● Stated goal: Search the material below for the word "Union". Copy every line that has it.

## BEGIN Excerpted data

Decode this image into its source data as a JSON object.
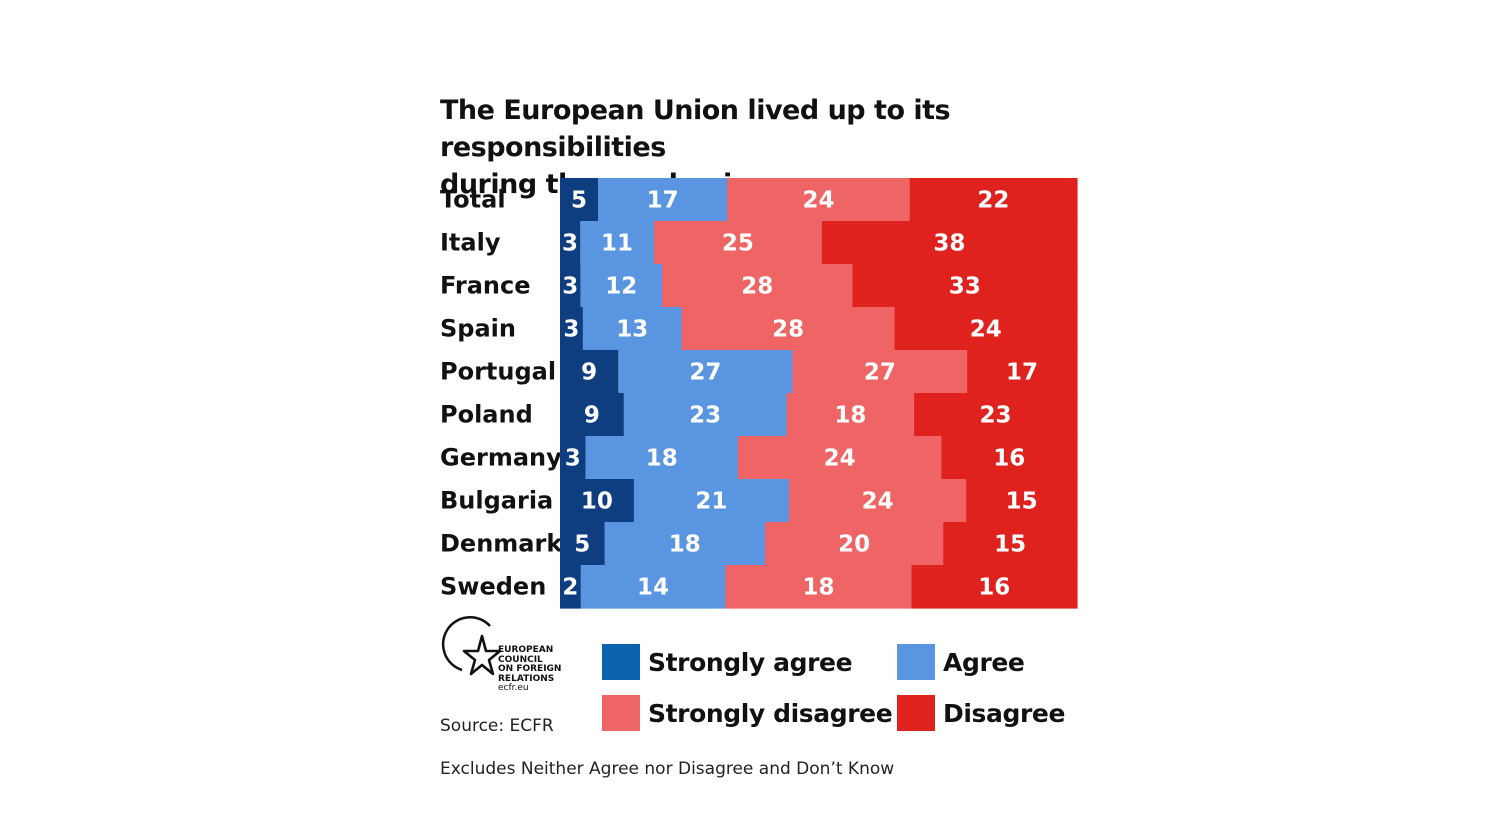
{
  "title_lines": [
    "The European Union lived up to its responsibilities",
    "during the pandemic"
  ],
  "chart_data": {
    "type": "bar",
    "orientation": "horizontal",
    "stacked": true,
    "title": "The European Union lived up to its responsibilities during the pandemic",
    "categories": [
      "Total",
      "Italy",
      "France",
      "Spain",
      "Portugal",
      "Poland",
      "Germany",
      "Bulgaria",
      "Denmark",
      "Sweden"
    ],
    "series": [
      {
        "name": "Strongly agree",
        "color": "#0e3d80",
        "values": [
          5,
          3,
          3,
          3,
          9,
          9,
          3,
          10,
          5,
          2
        ]
      },
      {
        "name": "Agree",
        "color": "#5995e0",
        "values": [
          17,
          11,
          12,
          13,
          27,
          23,
          18,
          21,
          18,
          14
        ]
      },
      {
        "name": "Strongly disagree",
        "color": "#ef6464",
        "values": [
          24,
          25,
          28,
          28,
          27,
          18,
          24,
          24,
          20,
          18
        ]
      },
      {
        "name": "Disagree",
        "color": "#df221e",
        "values": [
          22,
          38,
          33,
          24,
          17,
          23,
          16,
          15,
          15,
          16
        ]
      }
    ],
    "note": "Excludes Neither Agree nor Disagree and Don't Know"
  },
  "legend": [
    {
      "label": "Strongly agree",
      "color": "#0b63ad"
    },
    {
      "label": "Agree",
      "color": "#5995e0"
    },
    {
      "label": "Strongly disagree",
      "color": "#ef6464"
    },
    {
      "label": "Disagree",
      "color": "#df221e"
    }
  ],
  "logo": {
    "lines": [
      "EUROPEAN",
      "COUNCIL",
      "ON FOREIGN",
      "RELATIONS"
    ],
    "url_text": "ecfr.eu"
  },
  "source": "Source: ECFR",
  "footnote": "Excludes Neither Agree nor Disagree and Don’t Know"
}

## END Excerpted data

● Exercise answer:
    "The European Union lived up to its responsibilities",
    "title": "The European Union lived up to its responsibilities during the pandemic",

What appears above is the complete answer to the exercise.